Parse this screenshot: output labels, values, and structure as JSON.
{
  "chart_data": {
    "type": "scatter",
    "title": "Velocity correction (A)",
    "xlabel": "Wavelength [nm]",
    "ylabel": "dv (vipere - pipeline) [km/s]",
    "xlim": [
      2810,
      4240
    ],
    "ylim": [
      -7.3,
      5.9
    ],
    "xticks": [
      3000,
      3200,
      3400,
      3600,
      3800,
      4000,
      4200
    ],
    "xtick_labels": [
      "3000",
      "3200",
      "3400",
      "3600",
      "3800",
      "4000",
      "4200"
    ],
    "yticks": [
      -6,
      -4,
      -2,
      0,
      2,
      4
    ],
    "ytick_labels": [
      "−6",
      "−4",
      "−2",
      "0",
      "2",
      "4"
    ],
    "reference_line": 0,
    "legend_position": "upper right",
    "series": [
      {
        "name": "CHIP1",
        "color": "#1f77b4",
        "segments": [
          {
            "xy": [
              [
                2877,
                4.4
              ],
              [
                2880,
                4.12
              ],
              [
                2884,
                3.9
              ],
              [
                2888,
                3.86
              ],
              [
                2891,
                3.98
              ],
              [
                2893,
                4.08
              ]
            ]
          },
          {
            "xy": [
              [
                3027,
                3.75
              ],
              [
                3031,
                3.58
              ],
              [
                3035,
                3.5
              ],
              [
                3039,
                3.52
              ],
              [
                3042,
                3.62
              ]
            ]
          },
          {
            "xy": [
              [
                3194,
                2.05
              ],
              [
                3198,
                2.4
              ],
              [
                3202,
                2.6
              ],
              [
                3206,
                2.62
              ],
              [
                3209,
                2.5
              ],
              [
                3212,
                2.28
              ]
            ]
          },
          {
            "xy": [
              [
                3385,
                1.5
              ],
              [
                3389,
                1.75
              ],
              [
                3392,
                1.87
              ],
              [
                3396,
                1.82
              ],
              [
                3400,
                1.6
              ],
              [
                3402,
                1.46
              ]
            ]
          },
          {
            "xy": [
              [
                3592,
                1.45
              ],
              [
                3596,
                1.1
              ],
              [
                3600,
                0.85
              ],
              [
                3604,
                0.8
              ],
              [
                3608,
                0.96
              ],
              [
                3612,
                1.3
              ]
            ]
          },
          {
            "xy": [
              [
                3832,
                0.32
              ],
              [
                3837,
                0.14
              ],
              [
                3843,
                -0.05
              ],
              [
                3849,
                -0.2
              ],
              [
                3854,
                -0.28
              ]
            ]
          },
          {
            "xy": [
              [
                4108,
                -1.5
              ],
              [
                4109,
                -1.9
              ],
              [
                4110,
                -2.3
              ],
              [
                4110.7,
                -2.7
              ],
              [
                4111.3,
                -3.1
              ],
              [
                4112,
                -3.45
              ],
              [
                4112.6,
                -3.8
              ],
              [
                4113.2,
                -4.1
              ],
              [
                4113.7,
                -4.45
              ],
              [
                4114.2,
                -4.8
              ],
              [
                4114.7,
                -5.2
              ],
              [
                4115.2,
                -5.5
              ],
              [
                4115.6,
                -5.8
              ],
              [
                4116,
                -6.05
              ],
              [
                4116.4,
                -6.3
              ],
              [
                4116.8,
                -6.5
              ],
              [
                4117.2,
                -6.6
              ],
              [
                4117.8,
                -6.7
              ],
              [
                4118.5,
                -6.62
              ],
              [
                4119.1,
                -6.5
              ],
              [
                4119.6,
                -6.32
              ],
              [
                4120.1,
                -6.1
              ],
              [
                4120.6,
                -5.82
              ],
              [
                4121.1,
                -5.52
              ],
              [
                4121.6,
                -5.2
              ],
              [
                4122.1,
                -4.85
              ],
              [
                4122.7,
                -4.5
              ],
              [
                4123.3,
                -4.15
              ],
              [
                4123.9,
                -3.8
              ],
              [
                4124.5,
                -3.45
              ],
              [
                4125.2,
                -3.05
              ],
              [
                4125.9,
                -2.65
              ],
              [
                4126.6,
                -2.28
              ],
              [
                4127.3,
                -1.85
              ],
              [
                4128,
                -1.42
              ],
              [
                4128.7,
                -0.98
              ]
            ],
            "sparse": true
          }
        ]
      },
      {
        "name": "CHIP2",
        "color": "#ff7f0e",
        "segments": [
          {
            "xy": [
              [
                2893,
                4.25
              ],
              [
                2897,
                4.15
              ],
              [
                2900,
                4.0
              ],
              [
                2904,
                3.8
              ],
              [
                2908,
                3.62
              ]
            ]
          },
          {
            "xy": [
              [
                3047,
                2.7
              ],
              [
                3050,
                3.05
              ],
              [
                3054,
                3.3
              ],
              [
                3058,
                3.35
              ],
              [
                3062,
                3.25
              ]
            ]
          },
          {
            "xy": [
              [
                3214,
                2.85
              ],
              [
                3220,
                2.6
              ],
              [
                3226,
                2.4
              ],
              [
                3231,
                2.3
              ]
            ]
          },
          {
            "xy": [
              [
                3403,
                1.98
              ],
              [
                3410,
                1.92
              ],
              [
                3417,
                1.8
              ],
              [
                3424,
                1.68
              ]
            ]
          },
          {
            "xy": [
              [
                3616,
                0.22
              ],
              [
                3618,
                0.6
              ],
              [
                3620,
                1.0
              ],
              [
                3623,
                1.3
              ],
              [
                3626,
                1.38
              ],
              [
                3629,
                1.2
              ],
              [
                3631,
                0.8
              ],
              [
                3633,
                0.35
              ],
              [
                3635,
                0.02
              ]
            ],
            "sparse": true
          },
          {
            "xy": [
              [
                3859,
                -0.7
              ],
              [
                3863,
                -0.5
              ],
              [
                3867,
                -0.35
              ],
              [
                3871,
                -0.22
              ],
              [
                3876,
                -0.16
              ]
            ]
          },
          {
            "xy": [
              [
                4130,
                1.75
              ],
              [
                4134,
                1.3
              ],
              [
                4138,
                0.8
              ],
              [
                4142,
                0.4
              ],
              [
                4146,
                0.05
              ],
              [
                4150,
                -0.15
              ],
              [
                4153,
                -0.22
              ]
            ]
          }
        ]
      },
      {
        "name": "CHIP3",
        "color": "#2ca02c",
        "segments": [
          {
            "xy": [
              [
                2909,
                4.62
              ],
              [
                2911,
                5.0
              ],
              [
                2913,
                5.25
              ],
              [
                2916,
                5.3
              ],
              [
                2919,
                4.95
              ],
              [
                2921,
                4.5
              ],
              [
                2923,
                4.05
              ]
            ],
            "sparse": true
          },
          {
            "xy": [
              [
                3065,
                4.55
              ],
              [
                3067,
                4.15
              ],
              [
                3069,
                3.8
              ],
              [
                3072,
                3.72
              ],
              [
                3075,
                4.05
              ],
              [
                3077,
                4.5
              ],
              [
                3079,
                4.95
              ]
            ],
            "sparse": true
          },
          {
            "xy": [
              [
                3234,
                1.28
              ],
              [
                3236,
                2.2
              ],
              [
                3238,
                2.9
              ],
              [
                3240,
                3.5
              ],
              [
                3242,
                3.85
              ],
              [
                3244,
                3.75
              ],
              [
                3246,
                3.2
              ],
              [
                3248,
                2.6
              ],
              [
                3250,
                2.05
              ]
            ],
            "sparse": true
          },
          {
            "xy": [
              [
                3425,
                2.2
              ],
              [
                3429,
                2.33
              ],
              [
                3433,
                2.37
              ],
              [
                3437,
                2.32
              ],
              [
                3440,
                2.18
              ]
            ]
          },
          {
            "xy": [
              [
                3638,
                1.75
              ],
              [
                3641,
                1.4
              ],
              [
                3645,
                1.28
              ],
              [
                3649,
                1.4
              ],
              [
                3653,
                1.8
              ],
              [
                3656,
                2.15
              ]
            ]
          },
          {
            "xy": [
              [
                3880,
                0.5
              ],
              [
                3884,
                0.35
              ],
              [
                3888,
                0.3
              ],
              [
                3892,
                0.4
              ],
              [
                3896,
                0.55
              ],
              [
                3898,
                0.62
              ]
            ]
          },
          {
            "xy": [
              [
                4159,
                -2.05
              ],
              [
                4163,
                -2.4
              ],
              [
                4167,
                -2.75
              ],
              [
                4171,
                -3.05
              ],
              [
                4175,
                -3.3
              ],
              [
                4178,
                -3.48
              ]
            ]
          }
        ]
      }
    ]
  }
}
══════════════════════════════
Of the lines in the data, how many contain the word "color"? Provide the number and nothing further.

3